Pull out every line below holding the word "热变形温度".
[Start of RECORD EXTRACTS]
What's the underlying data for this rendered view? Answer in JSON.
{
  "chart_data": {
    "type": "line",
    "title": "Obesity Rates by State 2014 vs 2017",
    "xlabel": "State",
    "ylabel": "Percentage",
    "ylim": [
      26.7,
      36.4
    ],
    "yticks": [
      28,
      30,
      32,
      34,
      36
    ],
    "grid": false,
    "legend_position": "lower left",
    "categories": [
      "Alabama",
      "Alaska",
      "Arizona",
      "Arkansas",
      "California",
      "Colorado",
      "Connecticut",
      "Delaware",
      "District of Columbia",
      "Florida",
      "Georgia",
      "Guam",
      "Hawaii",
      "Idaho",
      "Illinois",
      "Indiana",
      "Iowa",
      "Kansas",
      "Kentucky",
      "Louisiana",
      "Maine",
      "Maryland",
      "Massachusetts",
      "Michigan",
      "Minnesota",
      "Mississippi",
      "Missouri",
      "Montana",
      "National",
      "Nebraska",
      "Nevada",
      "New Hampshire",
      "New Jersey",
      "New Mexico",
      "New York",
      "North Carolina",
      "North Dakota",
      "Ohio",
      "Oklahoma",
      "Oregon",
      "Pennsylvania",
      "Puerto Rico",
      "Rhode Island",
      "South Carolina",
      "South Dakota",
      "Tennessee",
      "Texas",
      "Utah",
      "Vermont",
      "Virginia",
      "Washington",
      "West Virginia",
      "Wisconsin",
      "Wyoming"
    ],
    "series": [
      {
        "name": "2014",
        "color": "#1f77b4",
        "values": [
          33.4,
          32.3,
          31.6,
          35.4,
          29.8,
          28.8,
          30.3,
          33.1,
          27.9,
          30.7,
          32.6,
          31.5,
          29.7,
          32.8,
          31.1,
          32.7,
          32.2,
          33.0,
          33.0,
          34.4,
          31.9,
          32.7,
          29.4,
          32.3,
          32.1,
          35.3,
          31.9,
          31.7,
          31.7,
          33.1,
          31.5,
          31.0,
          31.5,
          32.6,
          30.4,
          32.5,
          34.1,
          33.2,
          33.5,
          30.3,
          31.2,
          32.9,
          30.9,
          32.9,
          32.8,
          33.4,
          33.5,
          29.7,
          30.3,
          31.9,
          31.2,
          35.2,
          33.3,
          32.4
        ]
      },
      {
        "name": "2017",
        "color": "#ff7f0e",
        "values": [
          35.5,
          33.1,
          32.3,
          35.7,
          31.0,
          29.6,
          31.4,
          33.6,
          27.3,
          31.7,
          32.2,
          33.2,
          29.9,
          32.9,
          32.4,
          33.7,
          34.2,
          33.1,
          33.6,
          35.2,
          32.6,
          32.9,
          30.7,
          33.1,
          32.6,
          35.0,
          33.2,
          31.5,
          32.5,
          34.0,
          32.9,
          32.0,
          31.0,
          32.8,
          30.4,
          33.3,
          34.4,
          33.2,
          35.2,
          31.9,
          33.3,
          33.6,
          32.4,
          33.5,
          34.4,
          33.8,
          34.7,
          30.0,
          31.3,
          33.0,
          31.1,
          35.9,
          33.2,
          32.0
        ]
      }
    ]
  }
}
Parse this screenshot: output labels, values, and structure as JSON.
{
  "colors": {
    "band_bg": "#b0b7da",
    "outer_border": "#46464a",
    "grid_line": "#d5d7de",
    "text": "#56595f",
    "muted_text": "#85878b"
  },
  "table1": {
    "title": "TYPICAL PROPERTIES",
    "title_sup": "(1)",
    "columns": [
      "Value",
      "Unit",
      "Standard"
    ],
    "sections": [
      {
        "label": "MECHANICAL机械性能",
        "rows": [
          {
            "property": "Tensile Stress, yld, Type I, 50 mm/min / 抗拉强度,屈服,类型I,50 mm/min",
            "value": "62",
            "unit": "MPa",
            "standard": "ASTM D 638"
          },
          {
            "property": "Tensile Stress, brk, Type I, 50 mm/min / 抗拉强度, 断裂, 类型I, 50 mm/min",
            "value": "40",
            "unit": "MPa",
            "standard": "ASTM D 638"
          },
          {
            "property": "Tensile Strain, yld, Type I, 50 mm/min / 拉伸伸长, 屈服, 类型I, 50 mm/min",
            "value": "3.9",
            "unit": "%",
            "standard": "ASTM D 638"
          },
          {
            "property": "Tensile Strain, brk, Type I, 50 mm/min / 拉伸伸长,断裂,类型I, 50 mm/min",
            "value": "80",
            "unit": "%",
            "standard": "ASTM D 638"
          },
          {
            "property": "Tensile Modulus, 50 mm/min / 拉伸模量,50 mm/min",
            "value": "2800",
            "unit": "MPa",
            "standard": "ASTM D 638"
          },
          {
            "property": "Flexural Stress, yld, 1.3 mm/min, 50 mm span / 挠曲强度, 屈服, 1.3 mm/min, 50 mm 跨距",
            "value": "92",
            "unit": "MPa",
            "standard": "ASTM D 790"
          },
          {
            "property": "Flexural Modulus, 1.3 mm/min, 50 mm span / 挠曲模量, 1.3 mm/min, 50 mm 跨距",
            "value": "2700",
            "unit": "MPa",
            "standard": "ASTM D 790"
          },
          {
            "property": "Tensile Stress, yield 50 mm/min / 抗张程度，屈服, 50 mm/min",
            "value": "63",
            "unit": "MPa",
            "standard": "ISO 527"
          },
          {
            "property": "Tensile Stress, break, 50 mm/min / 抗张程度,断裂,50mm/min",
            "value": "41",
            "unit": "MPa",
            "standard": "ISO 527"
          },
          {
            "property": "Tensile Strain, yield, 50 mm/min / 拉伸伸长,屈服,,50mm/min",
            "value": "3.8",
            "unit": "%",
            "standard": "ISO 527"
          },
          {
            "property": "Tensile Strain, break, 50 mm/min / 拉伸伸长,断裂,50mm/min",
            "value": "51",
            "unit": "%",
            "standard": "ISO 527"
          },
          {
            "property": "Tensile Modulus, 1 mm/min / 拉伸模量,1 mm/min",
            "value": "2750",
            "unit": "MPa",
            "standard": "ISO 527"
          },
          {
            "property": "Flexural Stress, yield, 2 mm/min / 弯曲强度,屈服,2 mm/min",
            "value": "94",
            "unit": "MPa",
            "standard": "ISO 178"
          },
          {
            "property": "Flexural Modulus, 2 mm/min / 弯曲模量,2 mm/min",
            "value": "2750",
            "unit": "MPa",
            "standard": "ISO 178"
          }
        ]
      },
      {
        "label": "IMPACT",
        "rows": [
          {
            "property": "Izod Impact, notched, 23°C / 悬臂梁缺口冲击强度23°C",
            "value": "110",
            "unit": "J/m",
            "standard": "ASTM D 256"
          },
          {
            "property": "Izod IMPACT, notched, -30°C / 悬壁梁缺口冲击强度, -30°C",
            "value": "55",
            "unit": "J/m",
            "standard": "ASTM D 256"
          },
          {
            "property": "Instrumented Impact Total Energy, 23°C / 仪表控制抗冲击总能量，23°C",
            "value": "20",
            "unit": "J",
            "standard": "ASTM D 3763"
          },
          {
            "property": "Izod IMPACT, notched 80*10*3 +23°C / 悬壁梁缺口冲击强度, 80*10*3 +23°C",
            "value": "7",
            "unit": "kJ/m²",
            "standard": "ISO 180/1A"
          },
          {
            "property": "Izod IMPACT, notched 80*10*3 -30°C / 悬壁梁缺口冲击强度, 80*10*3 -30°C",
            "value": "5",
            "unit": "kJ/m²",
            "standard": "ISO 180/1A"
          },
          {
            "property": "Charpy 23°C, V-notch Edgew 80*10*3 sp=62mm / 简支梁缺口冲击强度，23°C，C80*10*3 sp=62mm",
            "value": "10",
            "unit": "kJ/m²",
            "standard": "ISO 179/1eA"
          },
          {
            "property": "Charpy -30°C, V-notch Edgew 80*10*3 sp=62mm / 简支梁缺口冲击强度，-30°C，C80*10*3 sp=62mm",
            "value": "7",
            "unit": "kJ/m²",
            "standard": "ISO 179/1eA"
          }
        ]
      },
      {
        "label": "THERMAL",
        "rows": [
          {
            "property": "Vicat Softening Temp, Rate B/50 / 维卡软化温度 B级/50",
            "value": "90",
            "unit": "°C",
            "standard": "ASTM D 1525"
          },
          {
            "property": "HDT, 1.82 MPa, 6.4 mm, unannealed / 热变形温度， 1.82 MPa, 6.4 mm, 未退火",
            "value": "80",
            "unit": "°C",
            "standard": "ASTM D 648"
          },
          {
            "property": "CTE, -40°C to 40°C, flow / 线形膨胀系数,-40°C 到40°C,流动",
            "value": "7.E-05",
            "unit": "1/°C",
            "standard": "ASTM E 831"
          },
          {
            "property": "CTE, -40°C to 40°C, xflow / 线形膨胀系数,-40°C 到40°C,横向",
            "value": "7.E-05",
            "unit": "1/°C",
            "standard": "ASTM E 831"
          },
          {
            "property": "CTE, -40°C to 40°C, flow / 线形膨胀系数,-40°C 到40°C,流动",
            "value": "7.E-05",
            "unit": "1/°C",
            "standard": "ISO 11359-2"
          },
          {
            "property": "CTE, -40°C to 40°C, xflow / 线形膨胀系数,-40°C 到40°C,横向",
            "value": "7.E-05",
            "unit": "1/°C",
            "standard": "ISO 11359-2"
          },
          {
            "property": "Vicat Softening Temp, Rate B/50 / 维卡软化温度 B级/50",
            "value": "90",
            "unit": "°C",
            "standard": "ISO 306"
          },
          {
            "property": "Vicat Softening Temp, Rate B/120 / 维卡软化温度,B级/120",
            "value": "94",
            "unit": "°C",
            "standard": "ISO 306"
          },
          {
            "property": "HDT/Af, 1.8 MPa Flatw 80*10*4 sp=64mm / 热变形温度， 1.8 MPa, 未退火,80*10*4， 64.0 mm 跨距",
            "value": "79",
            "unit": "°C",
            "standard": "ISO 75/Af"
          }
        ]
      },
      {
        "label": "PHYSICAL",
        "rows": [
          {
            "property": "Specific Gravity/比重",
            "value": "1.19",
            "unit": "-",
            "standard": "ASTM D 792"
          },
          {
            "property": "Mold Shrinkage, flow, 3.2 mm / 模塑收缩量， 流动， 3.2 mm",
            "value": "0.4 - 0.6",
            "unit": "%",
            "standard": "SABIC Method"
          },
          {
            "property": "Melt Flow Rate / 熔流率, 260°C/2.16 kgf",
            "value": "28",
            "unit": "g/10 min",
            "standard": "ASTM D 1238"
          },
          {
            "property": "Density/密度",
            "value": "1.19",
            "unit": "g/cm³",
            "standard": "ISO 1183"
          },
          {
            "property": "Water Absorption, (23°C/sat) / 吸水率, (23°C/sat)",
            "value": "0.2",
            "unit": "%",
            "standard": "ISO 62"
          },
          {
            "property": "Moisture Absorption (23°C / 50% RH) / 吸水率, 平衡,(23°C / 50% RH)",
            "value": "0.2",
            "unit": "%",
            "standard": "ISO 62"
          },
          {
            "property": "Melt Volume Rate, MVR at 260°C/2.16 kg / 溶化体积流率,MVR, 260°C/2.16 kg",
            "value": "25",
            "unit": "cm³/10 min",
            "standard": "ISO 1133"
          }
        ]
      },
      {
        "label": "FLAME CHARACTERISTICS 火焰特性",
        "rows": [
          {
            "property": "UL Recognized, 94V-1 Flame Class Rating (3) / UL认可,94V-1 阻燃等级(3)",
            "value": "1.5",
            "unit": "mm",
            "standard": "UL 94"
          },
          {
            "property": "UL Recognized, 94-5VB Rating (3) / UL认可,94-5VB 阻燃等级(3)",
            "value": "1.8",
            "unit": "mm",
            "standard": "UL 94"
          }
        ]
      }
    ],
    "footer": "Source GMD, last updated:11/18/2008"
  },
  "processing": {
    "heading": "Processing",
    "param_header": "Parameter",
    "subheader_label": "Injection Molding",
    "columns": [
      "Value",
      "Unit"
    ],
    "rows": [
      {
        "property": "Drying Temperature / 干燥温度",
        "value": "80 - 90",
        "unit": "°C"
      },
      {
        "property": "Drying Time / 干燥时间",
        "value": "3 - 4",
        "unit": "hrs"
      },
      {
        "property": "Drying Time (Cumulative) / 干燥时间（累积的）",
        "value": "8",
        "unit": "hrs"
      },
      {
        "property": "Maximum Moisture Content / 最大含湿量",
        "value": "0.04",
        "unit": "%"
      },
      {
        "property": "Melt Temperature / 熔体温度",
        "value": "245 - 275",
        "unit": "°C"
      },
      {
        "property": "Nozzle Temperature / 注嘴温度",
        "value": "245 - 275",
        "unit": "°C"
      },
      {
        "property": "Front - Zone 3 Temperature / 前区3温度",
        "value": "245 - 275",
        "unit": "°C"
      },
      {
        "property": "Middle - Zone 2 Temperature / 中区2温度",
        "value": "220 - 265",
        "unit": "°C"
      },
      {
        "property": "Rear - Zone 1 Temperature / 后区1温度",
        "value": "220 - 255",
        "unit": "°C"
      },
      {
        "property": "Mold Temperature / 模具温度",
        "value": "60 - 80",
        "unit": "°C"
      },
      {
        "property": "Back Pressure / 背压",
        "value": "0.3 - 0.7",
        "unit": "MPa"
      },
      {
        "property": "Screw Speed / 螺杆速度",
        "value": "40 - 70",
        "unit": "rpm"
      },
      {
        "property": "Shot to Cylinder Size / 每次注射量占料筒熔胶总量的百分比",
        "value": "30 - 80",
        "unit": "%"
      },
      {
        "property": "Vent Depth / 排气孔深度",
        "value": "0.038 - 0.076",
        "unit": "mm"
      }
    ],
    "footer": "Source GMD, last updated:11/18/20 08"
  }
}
[End of RECORD EXTRACTS]
_RESPONSE BELOW_.
            "property": "HDT, 1.82 MPa, 6.4 mm, unannealed / 热变形温度， 1.82 MPa, 6.4 mm, 未退火",
            "property": "HDT/Af, 1.8 MPa Flatw 80*10*4 sp=64mm / 热变形温度， 1.8 MPa, 未退火,80*10*4， 64.0 mm 跨距",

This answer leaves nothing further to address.